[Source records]
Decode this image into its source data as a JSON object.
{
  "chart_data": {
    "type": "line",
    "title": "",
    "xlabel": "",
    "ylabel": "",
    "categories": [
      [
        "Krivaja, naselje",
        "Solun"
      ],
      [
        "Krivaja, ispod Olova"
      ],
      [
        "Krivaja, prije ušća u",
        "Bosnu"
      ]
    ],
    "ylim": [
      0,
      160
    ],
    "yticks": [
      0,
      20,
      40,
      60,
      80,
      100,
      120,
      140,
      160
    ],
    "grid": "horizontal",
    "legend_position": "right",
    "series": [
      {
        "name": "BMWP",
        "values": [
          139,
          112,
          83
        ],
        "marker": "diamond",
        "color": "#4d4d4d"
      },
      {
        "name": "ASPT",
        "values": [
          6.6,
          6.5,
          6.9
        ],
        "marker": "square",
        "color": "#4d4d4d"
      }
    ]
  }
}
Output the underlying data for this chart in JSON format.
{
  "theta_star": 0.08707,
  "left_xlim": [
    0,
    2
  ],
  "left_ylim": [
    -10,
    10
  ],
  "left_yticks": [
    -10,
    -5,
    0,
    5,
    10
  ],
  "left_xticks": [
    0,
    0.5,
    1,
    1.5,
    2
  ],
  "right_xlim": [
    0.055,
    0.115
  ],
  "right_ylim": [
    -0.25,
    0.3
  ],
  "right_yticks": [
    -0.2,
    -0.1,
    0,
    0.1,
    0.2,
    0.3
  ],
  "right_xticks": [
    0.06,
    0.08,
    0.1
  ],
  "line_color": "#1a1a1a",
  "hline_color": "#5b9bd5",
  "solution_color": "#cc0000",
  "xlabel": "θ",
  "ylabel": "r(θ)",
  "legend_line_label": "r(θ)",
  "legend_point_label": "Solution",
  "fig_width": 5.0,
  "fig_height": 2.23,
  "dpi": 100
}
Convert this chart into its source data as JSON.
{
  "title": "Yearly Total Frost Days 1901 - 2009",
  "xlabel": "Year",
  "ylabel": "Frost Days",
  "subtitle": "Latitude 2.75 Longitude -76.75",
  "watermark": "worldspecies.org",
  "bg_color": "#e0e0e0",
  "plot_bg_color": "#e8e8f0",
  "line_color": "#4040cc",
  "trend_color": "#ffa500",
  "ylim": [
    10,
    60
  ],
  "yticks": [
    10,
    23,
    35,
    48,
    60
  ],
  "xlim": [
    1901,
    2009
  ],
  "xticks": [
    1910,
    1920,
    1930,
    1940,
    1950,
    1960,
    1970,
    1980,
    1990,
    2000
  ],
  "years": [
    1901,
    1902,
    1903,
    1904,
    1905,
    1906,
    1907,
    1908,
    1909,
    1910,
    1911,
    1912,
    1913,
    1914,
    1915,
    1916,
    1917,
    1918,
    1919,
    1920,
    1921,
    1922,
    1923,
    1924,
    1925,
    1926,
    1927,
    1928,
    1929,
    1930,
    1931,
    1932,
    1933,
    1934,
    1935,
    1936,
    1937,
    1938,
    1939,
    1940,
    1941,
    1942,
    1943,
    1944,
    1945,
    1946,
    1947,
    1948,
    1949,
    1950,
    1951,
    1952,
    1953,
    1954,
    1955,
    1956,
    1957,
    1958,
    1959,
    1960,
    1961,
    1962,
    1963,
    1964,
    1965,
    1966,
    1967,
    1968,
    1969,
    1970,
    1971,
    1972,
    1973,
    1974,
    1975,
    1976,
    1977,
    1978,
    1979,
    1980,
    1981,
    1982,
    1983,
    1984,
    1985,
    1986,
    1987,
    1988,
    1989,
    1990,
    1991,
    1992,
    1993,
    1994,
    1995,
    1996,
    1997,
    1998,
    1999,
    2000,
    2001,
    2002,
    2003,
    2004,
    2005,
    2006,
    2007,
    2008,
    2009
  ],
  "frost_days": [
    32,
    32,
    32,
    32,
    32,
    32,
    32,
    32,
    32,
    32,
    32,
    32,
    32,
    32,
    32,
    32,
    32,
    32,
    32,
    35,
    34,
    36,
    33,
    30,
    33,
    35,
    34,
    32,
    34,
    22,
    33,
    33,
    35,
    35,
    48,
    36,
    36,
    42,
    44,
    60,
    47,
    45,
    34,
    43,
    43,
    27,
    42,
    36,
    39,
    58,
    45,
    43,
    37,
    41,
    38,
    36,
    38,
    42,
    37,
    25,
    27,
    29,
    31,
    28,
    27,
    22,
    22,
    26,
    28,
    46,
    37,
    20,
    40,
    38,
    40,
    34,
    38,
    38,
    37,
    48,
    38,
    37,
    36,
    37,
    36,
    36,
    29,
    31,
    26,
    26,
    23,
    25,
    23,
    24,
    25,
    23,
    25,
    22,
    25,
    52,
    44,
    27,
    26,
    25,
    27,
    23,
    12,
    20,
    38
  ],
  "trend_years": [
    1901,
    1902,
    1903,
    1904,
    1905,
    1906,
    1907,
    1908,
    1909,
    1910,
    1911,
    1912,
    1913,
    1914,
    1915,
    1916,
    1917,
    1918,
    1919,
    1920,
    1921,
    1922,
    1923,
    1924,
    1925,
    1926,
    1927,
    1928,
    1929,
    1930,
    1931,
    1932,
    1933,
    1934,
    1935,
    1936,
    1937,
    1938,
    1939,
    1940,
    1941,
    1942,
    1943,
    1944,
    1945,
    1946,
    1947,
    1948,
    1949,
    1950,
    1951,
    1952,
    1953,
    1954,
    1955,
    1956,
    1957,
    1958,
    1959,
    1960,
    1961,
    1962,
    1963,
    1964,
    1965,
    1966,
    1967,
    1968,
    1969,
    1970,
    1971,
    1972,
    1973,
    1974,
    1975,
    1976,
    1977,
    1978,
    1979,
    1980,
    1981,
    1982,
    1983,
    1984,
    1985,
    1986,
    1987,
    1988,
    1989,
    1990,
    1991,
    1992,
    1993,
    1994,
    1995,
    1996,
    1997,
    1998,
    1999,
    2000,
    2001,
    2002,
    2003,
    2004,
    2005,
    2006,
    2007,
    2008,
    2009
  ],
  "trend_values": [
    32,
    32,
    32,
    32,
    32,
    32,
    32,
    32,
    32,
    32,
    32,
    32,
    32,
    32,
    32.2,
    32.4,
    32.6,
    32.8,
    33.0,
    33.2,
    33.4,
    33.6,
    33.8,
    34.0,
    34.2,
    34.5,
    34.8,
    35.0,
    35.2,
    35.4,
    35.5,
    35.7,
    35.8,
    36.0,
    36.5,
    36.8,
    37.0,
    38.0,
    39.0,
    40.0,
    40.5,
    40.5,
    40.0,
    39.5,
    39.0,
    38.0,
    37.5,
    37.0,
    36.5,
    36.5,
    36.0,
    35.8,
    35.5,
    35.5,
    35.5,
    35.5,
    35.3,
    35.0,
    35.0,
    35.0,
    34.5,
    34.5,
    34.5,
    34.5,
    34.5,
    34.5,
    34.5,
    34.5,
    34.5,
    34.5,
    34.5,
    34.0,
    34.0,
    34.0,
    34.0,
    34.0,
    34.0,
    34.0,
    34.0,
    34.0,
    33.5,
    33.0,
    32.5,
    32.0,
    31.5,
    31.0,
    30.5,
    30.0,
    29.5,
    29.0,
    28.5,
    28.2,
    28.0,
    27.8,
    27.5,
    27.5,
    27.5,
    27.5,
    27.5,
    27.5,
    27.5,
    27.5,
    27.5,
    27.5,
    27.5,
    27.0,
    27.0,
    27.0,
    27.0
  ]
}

STATED TASK> Your task is to extract all of the records exactly.

FULL ANSWER>
Decode this image into its source data as a JSON object.
{
  "chart_data": {
    "type": "line",
    "title": "",
    "xlabel": "",
    "ylabel": "",
    "categories": [
      [
        "Krivaja, naselje",
        "Solun"
      ],
      [
        "Krivaja, ispod Olova"
      ],
      [
        "Krivaja, prije ušća u",
        "Bosnu"
      ]
    ],
    "ylim": [
      0,
      160
    ],
    "yticks": [
      0,
      20,
      40,
      60,
      80,
      100,
      120,
      140,
      160
    ],
    "grid": "horizontal",
    "legend_position": "right",
    "series": [
      {
        "name": "BMWP",
        "values": [
          139,
          112,
          83
        ],
        "marker": "diamond",
        "color": "#4d4d4d"
      },
      {
        "name": "ASPT",
        "values": [
          6.6,
          6.5,
          6.9
        ],
        "marker": "square",
        "color": "#4d4d4d"
      }
    ]
  }
}
Output the underlying data for this chart in JSON format.
{
  "theta_star": 0.08707,
  "left_xlim": [
    0,
    2
  ],
  "left_ylim": [
    -10,
    10
  ],
  "left_yticks": [
    -10,
    -5,
    0,
    5,
    10
  ],
  "left_xticks": [
    0,
    0.5,
    1,
    1.5,
    2
  ],
  "right_xlim": [
    0.055,
    0.115
  ],
  "right_ylim": [
    -0.25,
    0.3
  ],
  "right_yticks": [
    -0.2,
    -0.1,
    0,
    0.1,
    0.2,
    0.3
  ],
  "right_xticks": [
    0.06,
    0.08,
    0.1
  ],
  "line_color": "#1a1a1a",
  "hline_color": "#5b9bd5",
  "solution_color": "#cc0000",
  "xlabel": "θ",
  "ylabel": "r(θ)",
  "legend_line_label": "r(θ)",
  "legend_point_label": "Solution",
  "fig_width": 5.0,
  "fig_height": 2.23,
  "dpi": 100
}
Convert this chart into its source data as JSON.
{
  "title": "Yearly Total Frost Days 1901 - 2009",
  "xlabel": "Year",
  "ylabel": "Frost Days",
  "subtitle": "Latitude 2.75 Longitude -76.75",
  "watermark": "worldspecies.org",
  "bg_color": "#e0e0e0",
  "plot_bg_color": "#e8e8f0",
  "line_color": "#4040cc",
  "trend_color": "#ffa500",
  "ylim": [
    10,
    60
  ],
  "yticks": [
    10,
    23,
    35,
    48,
    60
  ],
  "xlim": [
    1901,
    2009
  ],
  "xticks": [
    1910,
    1920,
    1930,
    1940,
    1950,
    1960,
    1970,
    1980,
    1990,
    2000
  ],
  "years": [
    1901,
    1902,
    1903,
    1904,
    1905,
    1906,
    1907,
    1908,
    1909,
    1910,
    1911,
    1912,
    1913,
    1914,
    1915,
    1916,
    1917,
    1918,
    1919,
    1920,
    1921,
    1922,
    1923,
    1924,
    1925,
    1926,
    1927,
    1928,
    1929,
    1930,
    1931,
    1932,
    1933,
    1934,
    1935,
    1936,
    1937,
    1938,
    1939,
    1940,
    1941,
    1942,
    1943,
    1944,
    1945,
    1946,
    1947,
    1948,
    1949,
    1950,
    1951,
    1952,
    1953,
    1954,
    1955,
    1956,
    1957,
    1958,
    1959,
    1960,
    1961,
    1962,
    1963,
    1964,
    1965,
    1966,
    1967,
    1968,
    1969,
    1970,
    1971,
    1972,
    1973,
    1974,
    1975,
    1976,
    1977,
    1978,
    1979,
    1980,
    1981,
    1982,
    1983,
    1984,
    1985,
    1986,
    1987,
    1988,
    1989,
    1990,
    1991,
    1992,
    1993,
    1994,
    1995,
    1996,
    1997,
    1998,
    1999,
    2000,
    2001,
    2002,
    2003,
    2004,
    2005,
    2006,
    2007,
    2008,
    2009
  ],
  "frost_days": [
    32,
    32,
    32,
    32,
    32,
    32,
    32,
    32,
    32,
    32,
    32,
    32,
    32,
    32,
    32,
    32,
    32,
    32,
    32,
    35,
    34,
    36,
    33,
    30,
    33,
    35,
    34,
    32,
    34,
    22,
    33,
    33,
    35,
    35,
    48,
    36,
    36,
    42,
    44,
    60,
    47,
    45,
    34,
    43,
    43,
    27,
    42,
    36,
    39,
    58,
    45,
    43,
    37,
    41,
    38,
    36,
    38,
    42,
    37,
    25,
    27,
    29,
    31,
    28,
    27,
    22,
    22,
    26,
    28,
    46,
    37,
    20,
    40,
    38,
    40,
    34,
    38,
    38,
    37,
    48,
    38,
    37,
    36,
    37,
    36,
    36,
    29,
    31,
    26,
    26,
    23,
    25,
    23,
    24,
    25,
    23,
    25,
    22,
    25,
    52,
    44,
    27,
    26,
    25,
    27,
    23,
    12,
    20,
    38
  ],
  "trend_years": [
    1901,
    1902,
    1903,
    1904,
    1905,
    1906,
    1907,
    1908,
    1909,
    1910,
    1911,
    1912,
    1913,
    1914,
    1915,
    1916,
    1917,
    1918,
    1919,
    1920,
    1921,
    1922,
    1923,
    1924,
    1925,
    1926,
    1927,
    1928,
    1929,
    1930,
    1931,
    1932,
    1933,
    1934,
    1935,
    1936,
    1937,
    1938,
    1939,
    1940,
    1941,
    1942,
    1943,
    1944,
    1945,
    1946,
    1947,
    1948,
    1949,
    1950,
    1951,
    1952,
    1953,
    1954,
    1955,
    1956,
    1957,
    1958,
    1959,
    1960,
    1961,
    1962,
    1963,
    1964,
    1965,
    1966,
    1967,
    1968,
    1969,
    1970,
    1971,
    1972,
    1973,
    1974,
    1975,
    1976,
    1977,
    1978,
    1979,
    1980,
    1981,
    1982,
    1983,
    1984,
    1985,
    1986,
    1987,
    1988,
    1989,
    1990,
    1991,
    1992,
    1993,
    1994,
    1995,
    1996,
    1997,
    1998,
    1999,
    2000,
    2001,
    2002,
    2003,
    2004,
    2005,
    2006,
    2007,
    2008,
    2009
  ],
  "trend_values": [
    32,
    32,
    32,
    32,
    32,
    32,
    32,
    32,
    32,
    32,
    32,
    32,
    32,
    32,
    32.2,
    32.4,
    32.6,
    32.8,
    33.0,
    33.2,
    33.4,
    33.6,
    33.8,
    34.0,
    34.2,
    34.5,
    34.8,
    35.0,
    35.2,
    35.4,
    35.5,
    35.7,
    35.8,
    36.0,
    36.5,
    36.8,
    37.0,
    38.0,
    39.0,
    40.0,
    40.5,
    40.5,
    40.0,
    39.5,
    39.0,
    38.0,
    37.5,
    37.0,
    36.5,
    36.5,
    36.0,
    35.8,
    35.5,
    35.5,
    35.5,
    35.5,
    35.3,
    35.0,
    35.0,
    35.0,
    34.5,
    34.5,
    34.5,
    34.5,
    34.5,
    34.5,
    34.5,
    34.5,
    34.5,
    34.5,
    34.5,
    34.0,
    34.0,
    34.0,
    34.0,
    34.0,
    34.0,
    34.0,
    34.0,
    34.0,
    33.5,
    33.0,
    32.5,
    32.0,
    31.5,
    31.0,
    30.5,
    30.0,
    29.5,
    29.0,
    28.5,
    28.2,
    28.0,
    27.8,
    27.5,
    27.5,
    27.5,
    27.5,
    27.5,
    27.5,
    27.5,
    27.5,
    27.5,
    27.5,
    27.5,
    27.0,
    27.0,
    27.0,
    27.0
  ]
}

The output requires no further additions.